- [REQUEST A]
Format the rows below as a numbered list, leaving out blank lines. Begin at the line that has "svg-text:THU: THU (231, 250, 266, 272)" and stop after the line that has "Detect and localize".

··· SOURCE EXTRACT

More than 100 women in roles including Chief Financial Officer, Finance Director, FP&A and finance transformation leadership are expected to attend the closed-door session at Oracle NetSuite’s Helicon building in Moorgate.

The programme centres on the pressures finance teams face as leaders balance financial control with growth planning, board expectations, tighter reporting timetables and greater regulatory scrutiny.

Sessions will examine how finance leaders manage constrained funding environments, address fragmented systems and improve confidence in reporting and audit preparation. A separate breakout session will explore the use of AI and data within ERP systems, while another panel will discuss changes in finance technology.

One keynote interview will feature Catherine Turner, Chief Executive Officer and Founder of SearchHive, discussing lessons from finance leadership and from building a technology business in a strained funding environment.

Women in Collaboration, formerly London Women’s Collaboration, is a cross-industry collective that brings together senior women’s networks across payments, fintech, automation and emerging technology. It was formed to encourage collaboration between communities that often operate separately and has previously run executive and policy-adjacent forums.

The gathering is being delivered by London Women Groups with Rsult, a NetSuite alliance partner, and backed by a wider group of industry networks including European Women in Payments Network, Women in Automation, Women in Open Banking and fintech community organisations.

Finance pressures

The agenda reflects the widening remit of senior finance executives, whose responsibilities increasingly extend beyond reporting and cost control into transformation, systems oversight and technology decisions.

One panel on funding pressures will explore how finance leaders can balance day-to-day stewardship with strategic growth and investment planning. The discussion will cover indicators to watch, common failure points and ways to make the case for finance functions under pressure.

Another session will focus on the risks created by disparate systems and weak data confidence. It will examine how finance departments can improve real-time reporting, strengthen audit readiness and reduce operational risk through better data architecture and integration.

A further panel on innovation in the office of finance is intended to move beyond broad claims about AI and focus instead on current tools and measurable efficiency gains.

The format will prioritise peer discussion over formal presentation, with structured networking designed to encourage exchanges between executives facing similar operational and strategic constraints.

Zhenya Winter, Co-founder of Women in Collaboration, outlined the rationale behind the agenda.

“The role of the CFO has expanded significantly, often without equivalent increases in time, resource or certainty,” Winter said.

She said the event would focus on practical examples rather than theory.

“This event is designed to give senior finance leaders practical perspectives on funding, data, systems and AI that is grounded in real experiences rather than theory,” Winter said.

AI and data

AI adoption and data integrity have become more prominent issues for finance functions as companies seek faster reporting, stronger controls and better visibility across operations.

The AI and data breakout is expected to centre on how an integrated ERP system with embedded AI may change forecasting, controls and operational visibility. That will sit alongside wider discussion of the challenge of maintaining confidence in financial data while modernising legacy systems.

Winter said those tensions are becoming more central to finance leadership.

“Finance leaders are increasingly expected to lead transformation while maintaining absolute confidence in the numbers,” she said.

“Hearing how peers are addressing these tensions, particularly around AI adoption and data integrity, is invaluable.”

The emphasis on peer exchange reflects a broader pattern in executive forums, where finance leaders often seek practical information from counterparts dealing with similar budget, staffing and systems constraints rather than general commentary on technology trends.

Winter described that peer-to-peer element as the main benefit for participants.

“For many CFOs, the most valuable insights come from peers facing similar constraints,” she said.

“Our goal is to create an environment where those conversations can happen openly and productively.”

······

- [REQUEST B]
Quote the event article word for word, starting at the words "The format will" and stopping after "rather than theory.".

··· MATERIAL FOR THIS EXERCISE

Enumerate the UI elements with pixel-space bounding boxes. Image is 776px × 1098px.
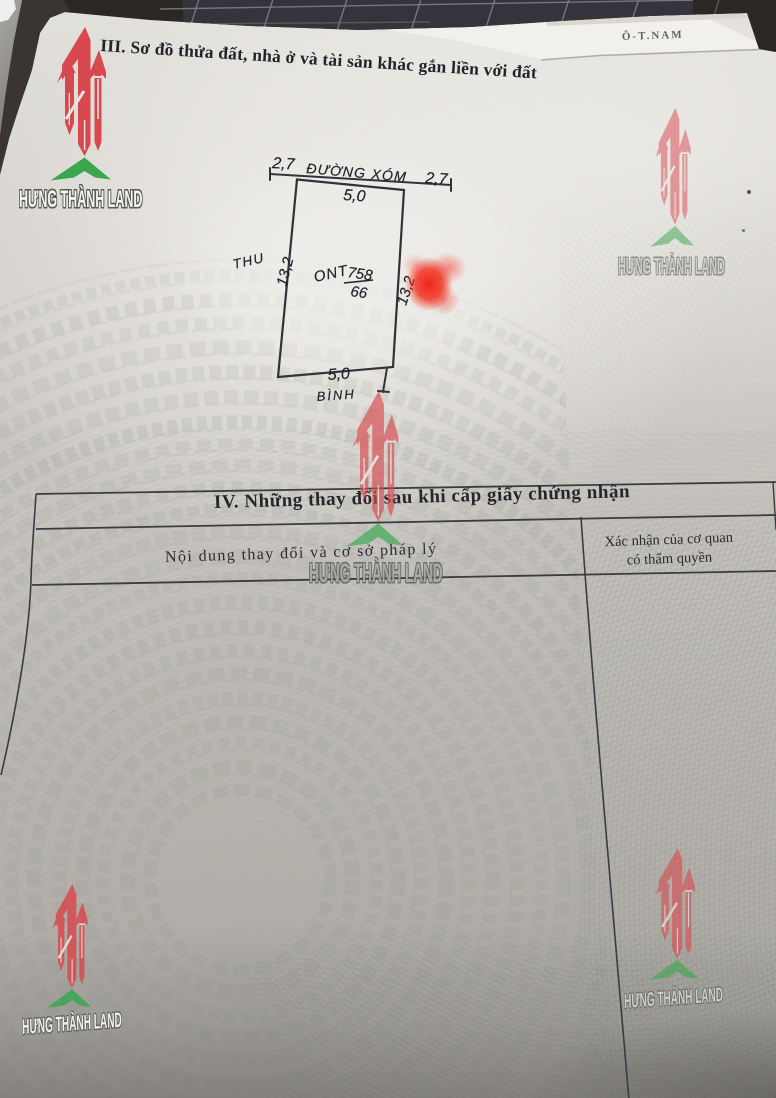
svg-text:THU: THU (231, 250, 266, 272)
svg-text:2,7: 2,7 (424, 170, 449, 189)
svg-text:2,7: 2,7 (271, 155, 296, 174)
svg-text:Ô-T.NAM: Ô-T.NAM (622, 28, 684, 43)
svg-text:66: 66 (349, 283, 369, 302)
svg-text:5,0: 5,0 (327, 365, 350, 384)
svg-text:5,0: 5,0 (343, 187, 366, 206)
svg-text:13,2: 13,2 (273, 255, 297, 288)
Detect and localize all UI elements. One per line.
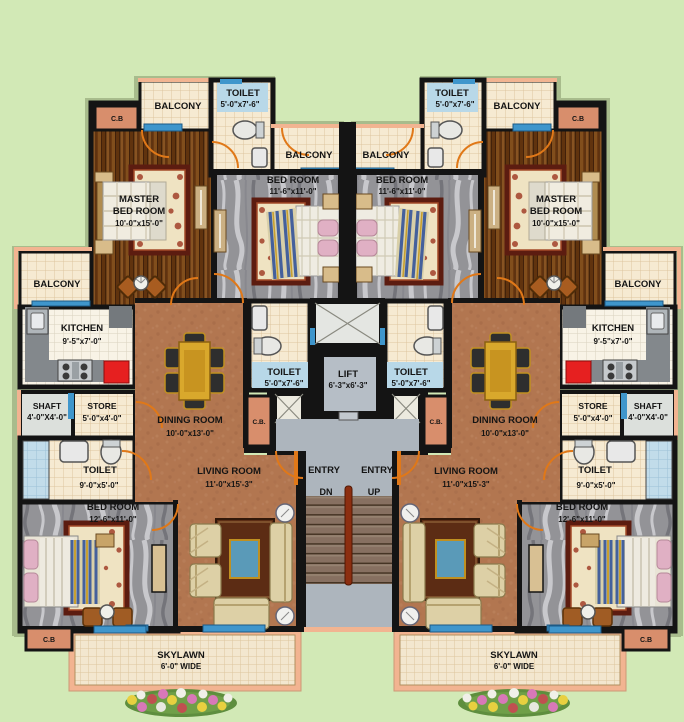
svg-text:BALCONY: BALCONY <box>155 101 203 112</box>
svg-text:BED ROOM: BED ROOM <box>87 502 139 513</box>
svg-text:5'-0"x4'-0": 5'-0"x4'-0" <box>574 414 613 423</box>
svg-text:BALCONY: BALCONY <box>363 150 411 161</box>
svg-text:DN: DN <box>320 487 333 497</box>
svg-text:11'-6"x11'-0": 11'-6"x11'-0" <box>270 187 317 196</box>
svg-text:BED ROOM: BED ROOM <box>556 502 608 513</box>
svg-text:11'-0"x15'-3": 11'-0"x15'-3" <box>442 480 490 489</box>
svg-text:BED ROOM: BED ROOM <box>267 175 319 186</box>
svg-text:C.B: C.B <box>43 637 55 644</box>
svg-text:5'-0"x7'-6": 5'-0"x7'-6" <box>436 100 475 109</box>
svg-text:BED ROOM: BED ROOM <box>113 206 165 217</box>
svg-text:MASTER: MASTER <box>536 194 576 205</box>
svg-text:TOILET: TOILET <box>435 88 469 99</box>
svg-text:6'-3"x6'-3": 6'-3"x6'-3" <box>329 381 368 390</box>
svg-text:STORE: STORE <box>87 401 116 411</box>
svg-text:9'-5"x7'-0": 9'-5"x7'-0" <box>63 337 102 346</box>
svg-text:C.B: C.B <box>572 116 584 123</box>
svg-text:SHAFT: SHAFT <box>33 401 62 411</box>
svg-text:9'-5"x7'-0": 9'-5"x7'-0" <box>594 337 633 346</box>
svg-text:C.B: C.B <box>111 116 123 123</box>
svg-text:12'-6"x11'-0": 12'-6"x11'-0" <box>89 515 137 524</box>
svg-text:SKYLAWN: SKYLAWN <box>157 650 205 661</box>
svg-text:ENTRY: ENTRY <box>361 465 394 476</box>
svg-text:5'-0"x4'-0": 5'-0"x4'-0" <box>83 414 122 423</box>
svg-text:STORE: STORE <box>578 401 607 411</box>
svg-text:10'-0"x13'-0": 10'-0"x13'-0" <box>481 429 529 438</box>
svg-text:C.B.: C.B. <box>253 419 266 426</box>
svg-text:11'-0"x15'-3": 11'-0"x15'-3" <box>205 480 253 489</box>
svg-text:DINING ROOM: DINING ROOM <box>157 415 223 426</box>
svg-text:5'-0"x7'-6": 5'-0"x7'-6" <box>265 379 304 388</box>
svg-text:LIVING ROOM: LIVING ROOM <box>434 466 498 477</box>
svg-text:SHAFT: SHAFT <box>634 401 663 411</box>
svg-text:10'-0"x15'-0": 10'-0"x15'-0" <box>115 219 163 228</box>
svg-text:11'-6"x11'-0": 11'-6"x11'-0" <box>379 187 426 196</box>
svg-text:9'-0"x5'-0": 9'-0"x5'-0" <box>80 481 119 490</box>
svg-text:BALCONY: BALCONY <box>615 279 663 290</box>
svg-text:TOILET: TOILET <box>394 367 428 378</box>
svg-text:6'-0" WIDE: 6'-0" WIDE <box>494 662 535 671</box>
svg-text:BALCONY: BALCONY <box>494 101 542 112</box>
svg-text:BALCONY: BALCONY <box>34 279 82 290</box>
svg-text:BALCONY: BALCONY <box>286 150 334 161</box>
svg-text:6'-0" WIDE: 6'-0" WIDE <box>161 662 202 671</box>
svg-text:LIFT: LIFT <box>338 369 358 380</box>
svg-text:KITCHEN: KITCHEN <box>61 323 103 334</box>
svg-text:12'-6"x11'-0": 12'-6"x11'-0" <box>558 515 606 524</box>
svg-text:4'-0"X4'-0": 4'-0"X4'-0" <box>27 413 67 422</box>
svg-text:C.B: C.B <box>640 637 652 644</box>
svg-text:BED ROOM: BED ROOM <box>376 175 428 186</box>
svg-text:4'-0"X4'-0": 4'-0"X4'-0" <box>628 413 668 422</box>
svg-text:TOILET: TOILET <box>226 88 260 99</box>
svg-text:TOILET: TOILET <box>83 465 117 476</box>
svg-text:5'-0"x7'-6": 5'-0"x7'-6" <box>221 100 260 109</box>
svg-text:DINING ROOM: DINING ROOM <box>472 415 538 426</box>
svg-text:C.B.: C.B. <box>430 419 443 426</box>
svg-text:UP: UP <box>368 487 381 497</box>
svg-text:10'-0"x13'-0": 10'-0"x13'-0" <box>166 429 214 438</box>
svg-text:BED ROOM: BED ROOM <box>530 206 582 217</box>
svg-text:10'-0"x15'-0": 10'-0"x15'-0" <box>532 219 580 228</box>
svg-text:KITCHEN: KITCHEN <box>592 323 634 334</box>
svg-text:SKYLAWN: SKYLAWN <box>490 650 538 661</box>
svg-text:TOILET: TOILET <box>578 465 612 476</box>
svg-text:9'-0"x5'-0": 9'-0"x5'-0" <box>577 481 616 490</box>
svg-text:5'-0"x7'-6": 5'-0"x7'-6" <box>392 379 431 388</box>
svg-text:TOILET: TOILET <box>267 367 301 378</box>
svg-text:ENTRY: ENTRY <box>308 465 341 476</box>
svg-text:MASTER: MASTER <box>119 194 159 205</box>
svg-text:LIVING ROOM: LIVING ROOM <box>197 466 261 477</box>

······

- [EXPECTED OUTPUT A]
1. svg-text:THU: THU (231, 250, 266, 272)
2. svg-text:2,7: 2,7 (424, 170, 449, 189)
3. svg-text:2,7: 2,7 (271, 155, 296, 174)
4. svg-text:Ô-T.NAM: Ô-T.NAM (622, 28, 684, 43)
5. svg-text:66: 66 (349, 283, 369, 302)
6. svg-text:5,0: 5,0 (327, 365, 350, 384)
7. svg-text:5,0: 5,0 (343, 187, 366, 206)
8. svg-text:13,2: 13,2 (273, 255, 297, 288)
9. Detect and localize all UI elements. One per line.

- [EXPECTED OUTPUT B]
The format will prioritise peer discussion over formal presentation, with structured networking designed to encourage exchanges between executives facing similar operational and strategic constraints.

Zhenya Winter, Co-founder of Women in Collaboration, outlined the rationale behind the agenda.

“The role of the CFO has expanded significantly, often without equivalent increases in time, resource or certainty,” Winter said.

She said the event would focus on practical examples rather than theory.